__What is required__.
Determine the count of lines holding "последующего" and give that count alone.

##### Listing #####

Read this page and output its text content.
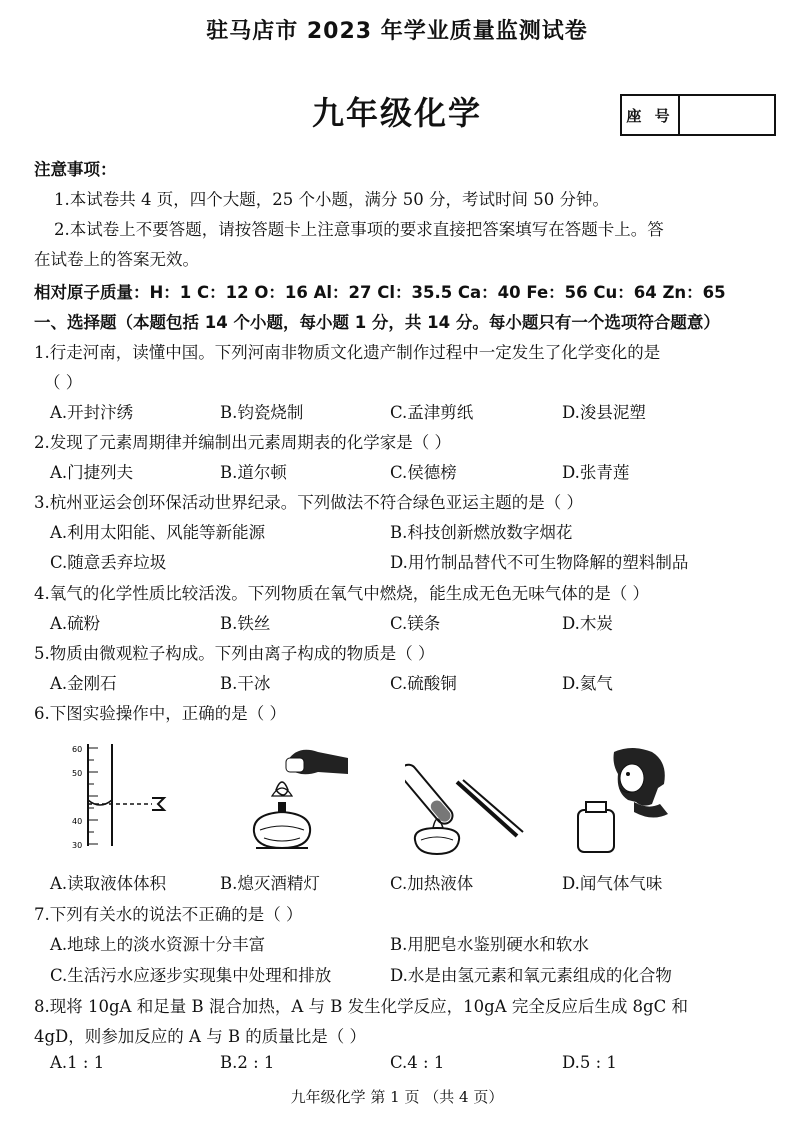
驻马店市 2023 年学业质量监测试卷
九年级化学	座 号
注意事项：
1.本试卷共 4 页，四个大题，25 个小题，满分 50 分，考试时间 50 分钟。
2.本试卷上不要答题，请按答题卡上注意事项的要求直接把答案填写在答题卡上。答
在试卷上的答案无效。
相对原子质量：H：1 C：12 O：16 Al：27 Cl：35.5 Ca：40 Fe：56 Cu：64 Zn：65
一、选择题（本题包括 14 个小题，每小题 1 分，共 14 分。每小题只有一个选项符合题意）
1.行走河南，读懂中国。下列河南非物质文化遗产制作过程中一定发生了化学变化的是
（ ）
A.开封汴绣	B.钧瓷烧制	C.孟津剪纸	D.浚县泥塑
2.发现了元素周期律并编制出元素周期表的化学家是（ ）
A.门捷列夫	B.道尔顿	C.侯德榜	D.张青莲
3.杭州亚运会创环保活动世界纪录。下列做法不符合绿色亚运主题的是（ ）
A.利用太阳能、风能等新能源	B.科技创新燃放数字烟花
C.随意丢弃垃圾	D.用竹制品替代不可生物降解的塑料制品
4.氧气的化学性质比较活泼。下列物质在氧气中燃烧，能生成无色无味气体的是（ ）
A.硫粉	B.铁丝	C.镁条	D.木炭
5.物质由微观粒子构成。下列由离子构成的物质是（ ）
A.金刚石	B.干冰	C.硫酸铜	D.氦气
6.下图实验操作中，正确的是（ ）
60
50
40
30
A.读取液体体积	B.熄灭酒精灯	C.加热液体	D.闻气体气味
7.下列有关水的说法不正确的是（ ）
A.地球上的淡水资源十分丰富	B.用肥皂水鉴别硬水和软水
C.生活污水应逐步实现集中处理和排放	D.水是由氢元素和氧元素组成的化合物
8.现将 10gA 和足量 B 混合加热，A 与 B 发生化学反应，10gA 完全反应后生成 8gC 和
4gD，则参加反应的 A 与 B 的质量比是（ ）
A.1 : 1	B.2 : 1	C.4 : 1	D.5 : 1
九年级化学 第 1 页 （共 4 页）
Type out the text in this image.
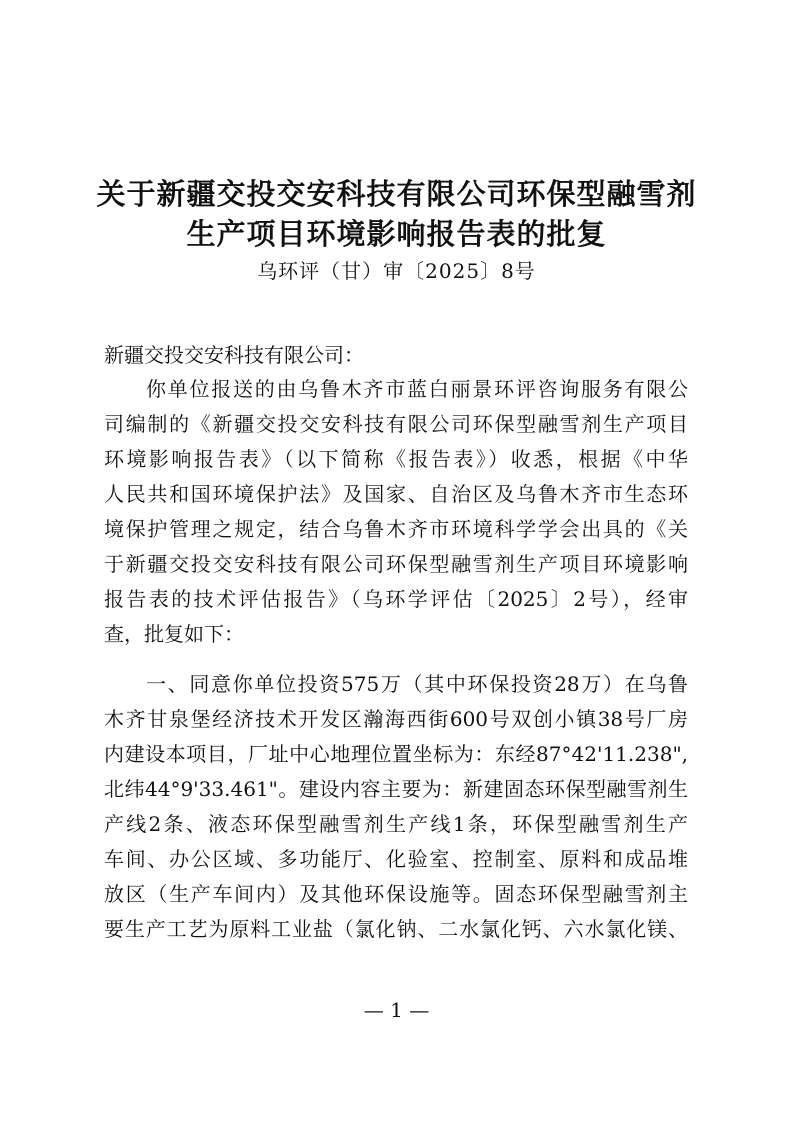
关于新疆交投交安科技有限公司环保型融雪剂
生产项目环境影响报告表的批复
乌环评（甘）审〔2025〕8号
新疆交投交安科技有限公司：
你单位报送的由乌鲁木齐市蓝白丽景环评咨询服务有限公
司编制的《新疆交投交安科技有限公司环保型融雪剂生产项目
环境影响报告表》（以下简称《报告表》）收悉，根据《中华
人民共和国环境保护法》及国家、自治区及乌鲁木齐市生态环
境保护管理之规定，结合乌鲁木齐市环境科学学会出具的《关
于新疆交投交安科技有限公司环保型融雪剂生产项目环境影响
报告表的技术评估报告》（乌环学评估〔2025〕2号），经审
查，批复如下：
一、同意你单位投资575万（其中环保投资28万）在乌鲁
木齐甘泉堡经济技术开发区瀚海西街600号双创小镇38号厂房
内建设本项目，厂址中心地理位置坐标为：东经87°42'11.238",
北纬44°9'33.461"。建设内容主要为：新建固态环保型融雪剂生
产线2条、液态环保型融雪剂生产线1条，环保型融雪剂生产
车间、办公区域、多功能厅、化验室、控制室、原料和成品堆
放区（生产车间内）及其他环保设施等。固态环保型融雪剂主
要生产工艺为原料工业盐（氯化钠、二水氯化钙、六水氯化镁、
— 1 —
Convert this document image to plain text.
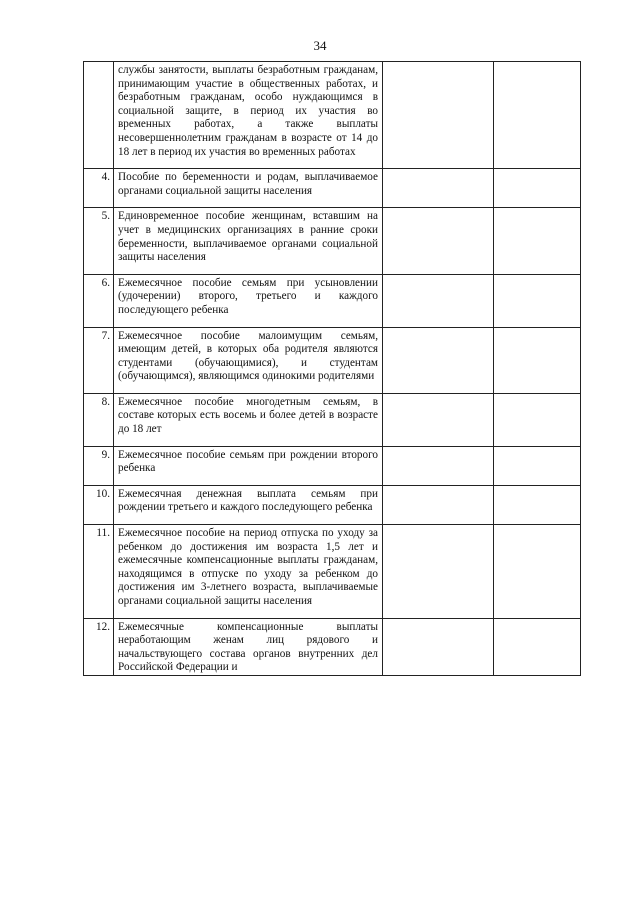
34
	службы занятости, выплаты безработным гражданам, принимающим участие в общественных работах, и безработным гражданам, особо нуждающимся в социальной защите, в период их участия во временных работах, а также выплаты несовершеннолетним гражданам в возрасте от 14 до 18 лет в период их участия во временных работах		
4.	Пособие по беременности и родам, выплачиваемое органами социальной защиты населения		
5.	Единовременное пособие женщинам, вставшим на учет в медицинских организациях в ранние сроки беременности, выплачиваемое органами социальной защиты населения		
6.	Ежемесячное пособие семьям при усыновлении (удочерении) второго, третьего и каждого последующего ребенка		
7.	Ежемесячное пособие малоимущим семьям, имеющим детей, в которых оба родителя являются студентами (обучающимися), и студентам (обучающимся), являющимся одинокими родителями		
8.	Ежемесячное пособие многодетным семьям, в составе которых есть восемь и более детей в возрасте до 18 лет		
9.	Ежемесячное пособие семьям при рождении второго ребенка		
10.	Ежемесячная денежная выплата семьям при рождении третьего и каждого последующего ребенка		
11.	Ежемесячное пособие на период отпуска по уходу за ребенком до достижения им возраста 1,5 лет и ежемесячные компенсационные выплаты гражданам, находящимся в отпуске по уходу за ребенком до достижения им 3-летнего возраста, выплачиваемые органами социальной защиты населения		
12.	Ежемесячные компенсационные выплаты неработающим женам лиц рядового и начальствующего состава органов внутренних дел Российской Федерации и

#####

__Expected answer__.
2